**CONSIGNE:** Reproduisez intégralement, s'il vous plaît, le texte cité plus bas sur l'énergie et les télécommunications, sans y changer un seul mot.

**TEXTE CITÉ:**
A l'inverse, les innovations technologiques ont remis en cause le sentiment alors généralisé que la constitution de monopoles régionaux ou nationaux était la seule façon rationnelle d'exploiter un réseau.
Va-t-on assister, dans des conditions comparables, à des évolutions similaires dans le secteur de l'énergie ? Ce n'est pas certain, pour des raisons relativement simples :
Premièrement, et cela a été dit aujourd'hui, l'énergie, contrairement aux télécommunications et en dépit des progrès engagés dans le domaine des énergies renouvelables, est encore, et sans doute pour longtemps, une ressource rare et éloignée. En outre, son utilisation abusive peut nuire à l'environnement.
Deuxièmement, le besoin en électricité n'est pas de nature à croître dans les mêmes conditions que celui des télécommunications, dopé par la transmission des données informatiques et la téléphonie mobile.

**DONNÉES FOURNIES:**

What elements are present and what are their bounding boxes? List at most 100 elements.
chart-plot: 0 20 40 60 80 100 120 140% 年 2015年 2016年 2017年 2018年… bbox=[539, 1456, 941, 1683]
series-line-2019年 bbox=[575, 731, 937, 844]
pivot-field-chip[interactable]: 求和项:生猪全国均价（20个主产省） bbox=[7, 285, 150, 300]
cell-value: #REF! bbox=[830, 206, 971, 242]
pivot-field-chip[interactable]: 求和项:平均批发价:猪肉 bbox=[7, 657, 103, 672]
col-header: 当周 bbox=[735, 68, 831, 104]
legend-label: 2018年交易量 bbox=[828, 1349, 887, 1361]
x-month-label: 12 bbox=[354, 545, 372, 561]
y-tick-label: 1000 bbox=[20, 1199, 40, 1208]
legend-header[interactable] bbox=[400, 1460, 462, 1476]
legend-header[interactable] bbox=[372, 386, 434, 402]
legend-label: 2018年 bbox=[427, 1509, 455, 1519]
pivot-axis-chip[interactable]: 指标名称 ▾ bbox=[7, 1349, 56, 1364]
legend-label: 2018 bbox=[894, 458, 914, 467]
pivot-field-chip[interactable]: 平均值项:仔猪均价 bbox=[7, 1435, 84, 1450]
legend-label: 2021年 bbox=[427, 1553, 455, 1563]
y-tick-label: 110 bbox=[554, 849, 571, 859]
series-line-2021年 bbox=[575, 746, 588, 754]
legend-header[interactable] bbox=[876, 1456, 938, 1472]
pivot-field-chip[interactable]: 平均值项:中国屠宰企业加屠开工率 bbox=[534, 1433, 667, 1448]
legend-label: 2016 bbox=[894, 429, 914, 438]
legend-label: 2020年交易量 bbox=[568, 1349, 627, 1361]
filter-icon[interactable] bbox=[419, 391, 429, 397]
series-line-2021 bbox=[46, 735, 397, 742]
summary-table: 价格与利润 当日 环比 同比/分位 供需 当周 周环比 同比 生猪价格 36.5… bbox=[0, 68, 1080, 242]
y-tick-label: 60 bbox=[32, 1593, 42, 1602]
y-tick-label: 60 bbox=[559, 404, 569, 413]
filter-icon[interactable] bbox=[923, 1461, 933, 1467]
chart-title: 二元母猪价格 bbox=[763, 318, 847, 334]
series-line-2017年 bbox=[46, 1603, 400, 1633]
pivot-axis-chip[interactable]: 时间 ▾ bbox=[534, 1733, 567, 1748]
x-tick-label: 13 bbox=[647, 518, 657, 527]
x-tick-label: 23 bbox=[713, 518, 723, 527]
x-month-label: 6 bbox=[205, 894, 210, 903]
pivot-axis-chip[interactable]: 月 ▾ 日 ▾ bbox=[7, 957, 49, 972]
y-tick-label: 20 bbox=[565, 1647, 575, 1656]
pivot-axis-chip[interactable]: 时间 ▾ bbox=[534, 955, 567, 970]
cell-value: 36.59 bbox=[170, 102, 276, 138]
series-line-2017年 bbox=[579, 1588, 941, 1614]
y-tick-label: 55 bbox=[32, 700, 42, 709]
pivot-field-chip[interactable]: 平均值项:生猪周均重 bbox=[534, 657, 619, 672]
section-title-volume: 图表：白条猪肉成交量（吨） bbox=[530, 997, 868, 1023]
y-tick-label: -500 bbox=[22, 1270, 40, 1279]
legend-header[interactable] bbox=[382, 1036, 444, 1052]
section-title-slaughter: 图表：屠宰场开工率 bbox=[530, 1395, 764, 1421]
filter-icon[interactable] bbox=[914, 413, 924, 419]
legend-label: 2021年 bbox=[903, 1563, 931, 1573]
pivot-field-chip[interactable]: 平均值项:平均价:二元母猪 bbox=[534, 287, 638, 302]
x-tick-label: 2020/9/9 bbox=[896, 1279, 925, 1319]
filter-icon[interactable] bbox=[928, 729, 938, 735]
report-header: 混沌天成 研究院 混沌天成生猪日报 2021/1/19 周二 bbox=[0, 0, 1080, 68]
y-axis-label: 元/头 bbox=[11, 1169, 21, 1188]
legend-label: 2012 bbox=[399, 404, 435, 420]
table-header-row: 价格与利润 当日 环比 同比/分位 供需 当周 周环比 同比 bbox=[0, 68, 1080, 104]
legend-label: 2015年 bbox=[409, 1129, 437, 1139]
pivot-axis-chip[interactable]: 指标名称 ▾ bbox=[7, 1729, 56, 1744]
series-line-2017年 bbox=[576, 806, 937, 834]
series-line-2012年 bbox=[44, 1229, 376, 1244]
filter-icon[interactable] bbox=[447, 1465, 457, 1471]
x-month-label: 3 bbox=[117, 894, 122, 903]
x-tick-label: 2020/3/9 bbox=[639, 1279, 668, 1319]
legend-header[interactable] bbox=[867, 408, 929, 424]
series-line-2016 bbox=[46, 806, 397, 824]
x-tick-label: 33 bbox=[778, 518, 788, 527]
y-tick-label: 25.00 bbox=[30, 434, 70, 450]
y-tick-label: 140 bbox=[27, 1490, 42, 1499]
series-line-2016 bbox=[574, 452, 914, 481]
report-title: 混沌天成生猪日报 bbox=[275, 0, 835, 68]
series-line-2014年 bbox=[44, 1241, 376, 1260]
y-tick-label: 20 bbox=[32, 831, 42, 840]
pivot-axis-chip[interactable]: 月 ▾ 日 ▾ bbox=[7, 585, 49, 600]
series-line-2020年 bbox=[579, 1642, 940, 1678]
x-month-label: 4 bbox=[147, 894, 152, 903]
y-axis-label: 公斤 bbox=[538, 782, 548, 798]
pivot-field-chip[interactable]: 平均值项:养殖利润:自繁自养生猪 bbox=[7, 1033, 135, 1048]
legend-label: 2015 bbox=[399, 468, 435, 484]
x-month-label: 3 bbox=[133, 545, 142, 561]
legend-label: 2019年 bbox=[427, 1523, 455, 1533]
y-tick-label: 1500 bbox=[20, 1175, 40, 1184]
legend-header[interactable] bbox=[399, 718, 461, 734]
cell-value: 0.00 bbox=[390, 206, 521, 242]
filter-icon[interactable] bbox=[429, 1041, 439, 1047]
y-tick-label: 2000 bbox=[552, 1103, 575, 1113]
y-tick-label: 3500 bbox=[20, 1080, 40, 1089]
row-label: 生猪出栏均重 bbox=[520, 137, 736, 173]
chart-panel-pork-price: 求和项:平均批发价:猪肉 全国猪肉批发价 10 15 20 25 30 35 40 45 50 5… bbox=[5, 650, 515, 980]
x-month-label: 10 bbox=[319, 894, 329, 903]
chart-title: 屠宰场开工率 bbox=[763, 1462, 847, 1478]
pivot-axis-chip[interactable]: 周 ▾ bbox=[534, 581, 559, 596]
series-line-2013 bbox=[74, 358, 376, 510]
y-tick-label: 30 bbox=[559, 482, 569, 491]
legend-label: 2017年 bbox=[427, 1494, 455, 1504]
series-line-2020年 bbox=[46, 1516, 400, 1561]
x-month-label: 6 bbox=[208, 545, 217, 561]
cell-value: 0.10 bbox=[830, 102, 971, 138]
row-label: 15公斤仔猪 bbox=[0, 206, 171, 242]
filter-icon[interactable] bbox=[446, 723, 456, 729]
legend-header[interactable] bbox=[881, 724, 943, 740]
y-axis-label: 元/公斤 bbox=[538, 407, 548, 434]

**VOTRE RÉPONSE:**
A l'inverse, les innovations technologiques ont remis en cause le sentiment alors généralisé que la constitution de monopoles régionaux ou nationaux était la seule façon rationnelle d'exploiter un réseau.
Va-t-on assister, dans des conditions comparables, à des évolutions similaires dans le secteur de l'énergie ? Ce n'est pas certain, pour des raisons relativement simples :
Premièrement, et cela a été dit aujourd'hui, l'énergie, contrairement aux télécommunications et en dépit des progrès engagés dans le domaine des énergies renouvelables, est encore, et sans doute pour longtemps, une ressource rare et éloignée. En outre, son utilisation abusive peut nuire à l'environnement.
Deuxièmement, le besoin en électricité n'est pas de nature à croître dans les mêmes conditions que celui des télécommunications, dopé par la transmission des données informatiques et la téléphonie mobile.